BEGIN Material provided

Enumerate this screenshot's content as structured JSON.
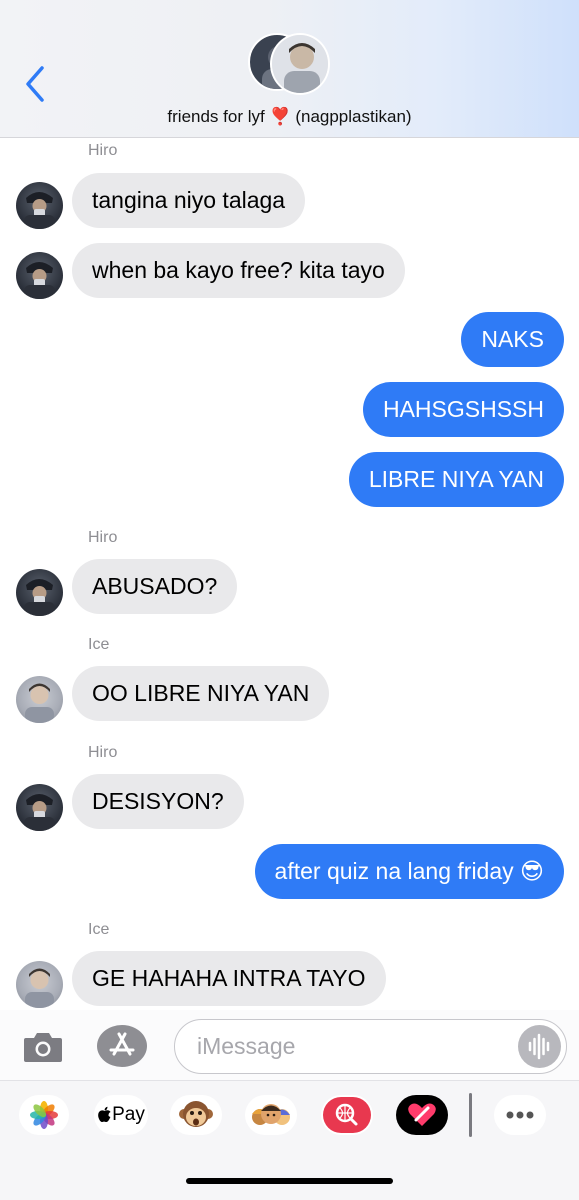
{
  "header": {
    "title": "friends for lyf ❣️  (nagpplastikan)"
  },
  "messages": [
    {
      "sender": "Hiro",
      "text": "tangina niyo talaga"
    },
    {
      "text": "when ba kayo free? kita tayo"
    },
    {
      "text": "NAKS"
    },
    {
      "text": "HAHSGSHSSH"
    },
    {
      "text": "LIBRE NIYA YAN"
    },
    {
      "sender": "Hiro",
      "text": "ABUSADO?"
    },
    {
      "sender": "Ice",
      "text": "OO LIBRE NIYA YAN"
    },
    {
      "sender": "Hiro",
      "text": "DESISYON?"
    },
    {
      "text": "after quiz na lang friday 😎"
    },
    {
      "sender": "Ice",
      "text": "GE HAHAHA INTRA TAYO"
    }
  ],
  "composer": {
    "placeholder": "iMessage"
  },
  "drawer": {
    "apple_pay_label": "Pay"
  },
  "colors": {
    "outgoing_bubble": "#2f7bf6",
    "incoming_bubble": "#e9e9eb",
    "accent": "#2f7bf6"
  },
  "icons": [
    "back-chevron-icon",
    "camera-icon",
    "app-store-icon",
    "audio-waveform-icon",
    "photos-icon",
    "apple-pay-icon",
    "animoji-monkey-icon",
    "memoji-icon",
    "image-search-icon",
    "digital-touch-icon",
    "more-icon"
  ]
}
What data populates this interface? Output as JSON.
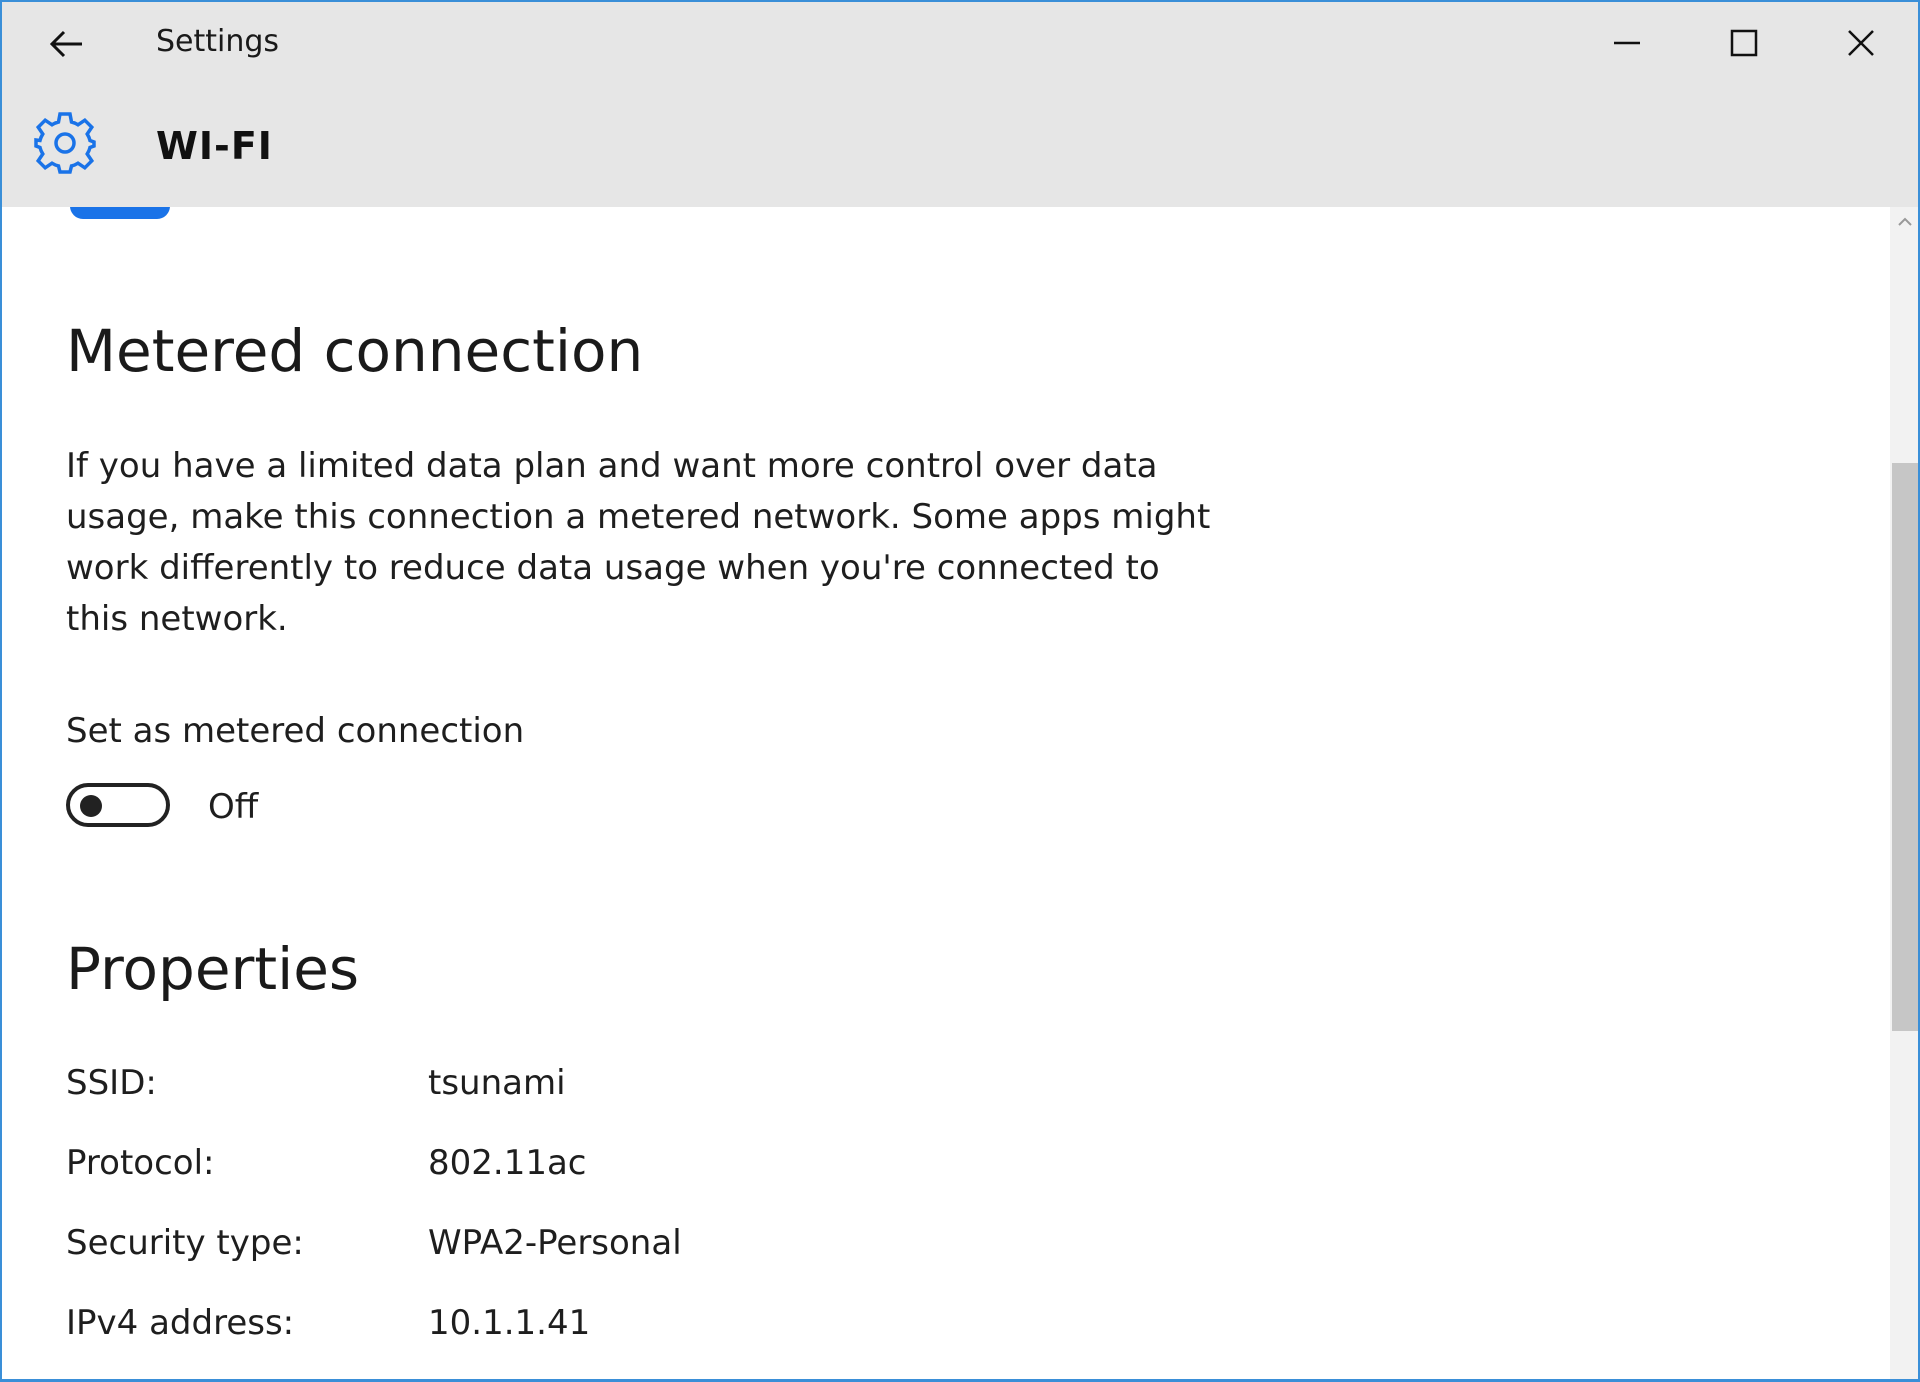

END Material provided

• Description of the task: Pick out and copy the lines of the entries that hold the string "text".

• Solution for this task:
      "text": "tangina niyo talaga"
      "text": "when ba kayo free? kita tayo"
      "text": "NAKS"
      "text": "HAHSGSHSSH"
      "text": "LIBRE NIYA YAN"
      "text": "ABUSADO?"
      "text": "OO LIBRE NIYA YAN"
      "text": "DESISYON?"
      "text": "after quiz na lang friday 😎"
      "text": "GE HAHAHA INTRA TAYO"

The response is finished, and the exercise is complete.